__Record excerpts__

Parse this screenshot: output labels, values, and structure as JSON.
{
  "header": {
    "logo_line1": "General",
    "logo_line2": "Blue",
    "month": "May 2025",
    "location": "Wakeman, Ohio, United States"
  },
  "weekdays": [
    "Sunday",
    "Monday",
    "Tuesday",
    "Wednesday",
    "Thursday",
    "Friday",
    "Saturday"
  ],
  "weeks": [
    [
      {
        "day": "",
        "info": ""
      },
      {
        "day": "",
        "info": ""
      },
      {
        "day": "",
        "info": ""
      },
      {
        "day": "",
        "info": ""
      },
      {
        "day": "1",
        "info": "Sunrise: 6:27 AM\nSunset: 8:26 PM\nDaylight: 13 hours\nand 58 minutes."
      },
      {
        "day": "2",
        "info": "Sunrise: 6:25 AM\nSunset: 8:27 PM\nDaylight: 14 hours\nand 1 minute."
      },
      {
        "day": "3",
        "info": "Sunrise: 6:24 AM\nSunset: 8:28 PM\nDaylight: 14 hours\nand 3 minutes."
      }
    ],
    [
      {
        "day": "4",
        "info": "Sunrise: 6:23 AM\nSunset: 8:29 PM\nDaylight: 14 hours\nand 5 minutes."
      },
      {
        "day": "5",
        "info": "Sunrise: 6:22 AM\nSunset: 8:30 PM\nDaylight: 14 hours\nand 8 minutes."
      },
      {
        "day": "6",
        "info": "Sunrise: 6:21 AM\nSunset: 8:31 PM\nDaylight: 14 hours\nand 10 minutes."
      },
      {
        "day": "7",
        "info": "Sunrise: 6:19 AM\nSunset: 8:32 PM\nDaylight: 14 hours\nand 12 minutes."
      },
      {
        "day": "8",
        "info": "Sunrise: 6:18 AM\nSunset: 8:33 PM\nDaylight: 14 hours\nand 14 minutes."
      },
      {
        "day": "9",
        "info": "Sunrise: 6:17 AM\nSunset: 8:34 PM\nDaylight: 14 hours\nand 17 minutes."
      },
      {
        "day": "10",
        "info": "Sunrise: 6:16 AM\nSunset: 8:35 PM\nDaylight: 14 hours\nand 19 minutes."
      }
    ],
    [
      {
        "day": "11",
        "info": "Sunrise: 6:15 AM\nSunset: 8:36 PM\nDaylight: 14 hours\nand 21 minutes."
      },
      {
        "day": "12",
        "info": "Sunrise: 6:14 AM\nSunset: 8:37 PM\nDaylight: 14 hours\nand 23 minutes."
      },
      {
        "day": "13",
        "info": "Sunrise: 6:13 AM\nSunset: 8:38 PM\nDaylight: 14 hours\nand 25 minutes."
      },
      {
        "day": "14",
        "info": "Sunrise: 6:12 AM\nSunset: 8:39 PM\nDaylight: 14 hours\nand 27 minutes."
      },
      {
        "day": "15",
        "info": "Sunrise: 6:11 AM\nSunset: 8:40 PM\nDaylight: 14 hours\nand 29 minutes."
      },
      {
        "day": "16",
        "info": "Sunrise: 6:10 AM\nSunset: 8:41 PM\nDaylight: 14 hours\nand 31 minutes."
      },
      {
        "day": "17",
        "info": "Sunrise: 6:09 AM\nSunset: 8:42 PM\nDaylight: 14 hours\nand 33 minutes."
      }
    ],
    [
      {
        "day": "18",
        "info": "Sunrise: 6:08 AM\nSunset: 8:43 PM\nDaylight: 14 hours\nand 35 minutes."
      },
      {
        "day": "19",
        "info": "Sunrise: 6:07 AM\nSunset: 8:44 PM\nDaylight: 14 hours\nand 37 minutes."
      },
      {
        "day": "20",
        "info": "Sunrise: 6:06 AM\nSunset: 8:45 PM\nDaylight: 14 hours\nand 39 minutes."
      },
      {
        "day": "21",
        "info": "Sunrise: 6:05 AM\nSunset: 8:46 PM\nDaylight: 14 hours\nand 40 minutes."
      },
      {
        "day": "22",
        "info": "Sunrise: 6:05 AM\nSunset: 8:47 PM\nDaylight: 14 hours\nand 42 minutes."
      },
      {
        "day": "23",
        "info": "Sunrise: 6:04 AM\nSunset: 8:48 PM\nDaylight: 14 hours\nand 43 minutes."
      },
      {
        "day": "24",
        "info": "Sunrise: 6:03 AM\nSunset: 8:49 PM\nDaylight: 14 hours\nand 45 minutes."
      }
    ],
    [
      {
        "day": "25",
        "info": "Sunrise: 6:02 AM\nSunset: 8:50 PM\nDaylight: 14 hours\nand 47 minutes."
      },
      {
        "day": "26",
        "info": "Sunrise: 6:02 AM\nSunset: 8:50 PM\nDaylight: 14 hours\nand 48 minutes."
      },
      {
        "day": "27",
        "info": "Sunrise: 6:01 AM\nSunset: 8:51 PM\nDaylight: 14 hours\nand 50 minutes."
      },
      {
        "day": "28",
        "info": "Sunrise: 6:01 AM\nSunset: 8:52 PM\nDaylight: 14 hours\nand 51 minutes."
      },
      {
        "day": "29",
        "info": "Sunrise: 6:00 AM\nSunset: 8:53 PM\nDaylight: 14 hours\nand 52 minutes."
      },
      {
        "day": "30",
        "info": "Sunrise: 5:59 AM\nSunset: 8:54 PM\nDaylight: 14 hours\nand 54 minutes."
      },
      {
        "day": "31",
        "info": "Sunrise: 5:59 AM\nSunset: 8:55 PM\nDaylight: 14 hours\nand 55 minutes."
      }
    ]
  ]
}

__Challenge__
Write out every line exactly as it stands.

__Worked solution__
Parse this screenshot: output labels, values, and structure as JSON.
{
  "header": {
    "logo_line1": "General",
    "logo_line2": "Blue",
    "month": "May 2025",
    "location": "Wakeman, Ohio, United States"
  },
  "weekdays": [
    "Sunday",
    "Monday",
    "Tuesday",
    "Wednesday",
    "Thursday",
    "Friday",
    "Saturday"
  ],
  "weeks": [
    [
      {
        "day": "",
        "info": ""
      },
      {
        "day": "",
        "info": ""
      },
      {
        "day": "",
        "info": ""
      },
      {
        "day": "",
        "info": ""
      },
      {
        "day": "1",
        "info": "Sunrise: 6:27 AM\nSunset: 8:26 PM\nDaylight: 13 hours\nand 58 minutes."
      },
      {
        "day": "2",
        "info": "Sunrise: 6:25 AM\nSunset: 8:27 PM\nDaylight: 14 hours\nand 1 minute."
      },
      {
        "day": "3",
        "info": "Sunrise: 6:24 AM\nSunset: 8:28 PM\nDaylight: 14 hours\nand 3 minutes."
      }
    ],
    [
      {
        "day": "4",
        "info": "Sunrise: 6:23 AM\nSunset: 8:29 PM\nDaylight: 14 hours\nand 5 minutes."
      },
      {
        "day": "5",
        "info": "Sunrise: 6:22 AM\nSunset: 8:30 PM\nDaylight: 14 hours\nand 8 minutes."
      },
      {
        "day": "6",
        "info": "Sunrise: 6:21 AM\nSunset: 8:31 PM\nDaylight: 14 hours\nand 10 minutes."
      },
      {
        "day": "7",
        "info": "Sunrise: 6:19 AM\nSunset: 8:32 PM\nDaylight: 14 hours\nand 12 minutes."
      },
      {
        "day": "8",
        "info": "Sunrise: 6:18 AM\nSunset: 8:33 PM\nDaylight: 14 hours\nand 14 minutes."
      },
      {
        "day": "9",
        "info": "Sunrise: 6:17 AM\nSunset: 8:34 PM\nDaylight: 14 hours\nand 17 minutes."
      },
      {
        "day": "10",
        "info": "Sunrise: 6:16 AM\nSunset: 8:35 PM\nDaylight: 14 hours\nand 19 minutes."
      }
    ],
    [
      {
        "day": "11",
        "info": "Sunrise: 6:15 AM\nSunset: 8:36 PM\nDaylight: 14 hours\nand 21 minutes."
      },
      {
        "day": "12",
        "info": "Sunrise: 6:14 AM\nSunset: 8:37 PM\nDaylight: 14 hours\nand 23 minutes."
      },
      {
        "day": "13",
        "info": "Sunrise: 6:13 AM\nSunset: 8:38 PM\nDaylight: 14 hours\nand 25 minutes."
      },
      {
        "day": "14",
        "info": "Sunrise: 6:12 AM\nSunset: 8:39 PM\nDaylight: 14 hours\nand 27 minutes."
      },
      {
        "day": "15",
        "info": "Sunrise: 6:11 AM\nSunset: 8:40 PM\nDaylight: 14 hours\nand 29 minutes."
      },
      {
        "day": "16",
        "info": "Sunrise: 6:10 AM\nSunset: 8:41 PM\nDaylight: 14 hours\nand 31 minutes."
      },
      {
        "day": "17",
        "info": "Sunrise: 6:09 AM\nSunset: 8:42 PM\nDaylight: 14 hours\nand 33 minutes."
      }
    ],
    [
      {
        "day": "18",
        "info": "Sunrise: 6:08 AM\nSunset: 8:43 PM\nDaylight: 14 hours\nand 35 minutes."
      },
      {
        "day": "19",
        "info": "Sunrise: 6:07 AM\nSunset: 8:44 PM\nDaylight: 14 hours\nand 37 minutes."
      },
      {
        "day": "20",
        "info": "Sunrise: 6:06 AM\nSunset: 8:45 PM\nDaylight: 14 hours\nand 39 minutes."
      },
      {
        "day": "21",
        "info": "Sunrise: 6:05 AM\nSunset: 8:46 PM\nDaylight: 14 hours\nand 40 minutes."
      },
      {
        "day": "22",
        "info": "Sunrise: 6:05 AM\nSunset: 8:47 PM\nDaylight: 14 hours\nand 42 minutes."
      },
      {
        "day": "23",
        "info": "Sunrise: 6:04 AM\nSunset: 8:48 PM\nDaylight: 14 hours\nand 43 minutes."
      },
      {
        "day": "24",
        "info": "Sunrise: 6:03 AM\nSunset: 8:49 PM\nDaylight: 14 hours\nand 45 minutes."
      }
    ],
    [
      {
        "day": "25",
        "info": "Sunrise: 6:02 AM\nSunset: 8:50 PM\nDaylight: 14 hours\nand 47 minutes."
      },
      {
        "day": "26",
        "info": "Sunrise: 6:02 AM\nSunset: 8:50 PM\nDaylight: 14 hours\nand 48 minutes."
      },
      {
        "day": "27",
        "info": "Sunrise: 6:01 AM\nSunset: 8:51 PM\nDaylight: 14 hours\nand 50 minutes."
      },
      {
        "day": "28",
        "info": "Sunrise: 6:01 AM\nSunset: 8:52 PM\nDaylight: 14 hours\nand 51 minutes."
      },
      {
        "day": "29",
        "info": "Sunrise: 6:00 AM\nSunset: 8:53 PM\nDaylight: 14 hours\nand 52 minutes."
      },
      {
        "day": "30",
        "info": "Sunrise: 5:59 AM\nSunset: 8:54 PM\nDaylight: 14 hours\nand 54 minutes."
      },
      {
        "day": "31",
        "info": "Sunrise: 5:59 AM\nSunset: 8:55 PM\nDaylight: 14 hours\nand 55 minutes."
      }
    ]
  ]
}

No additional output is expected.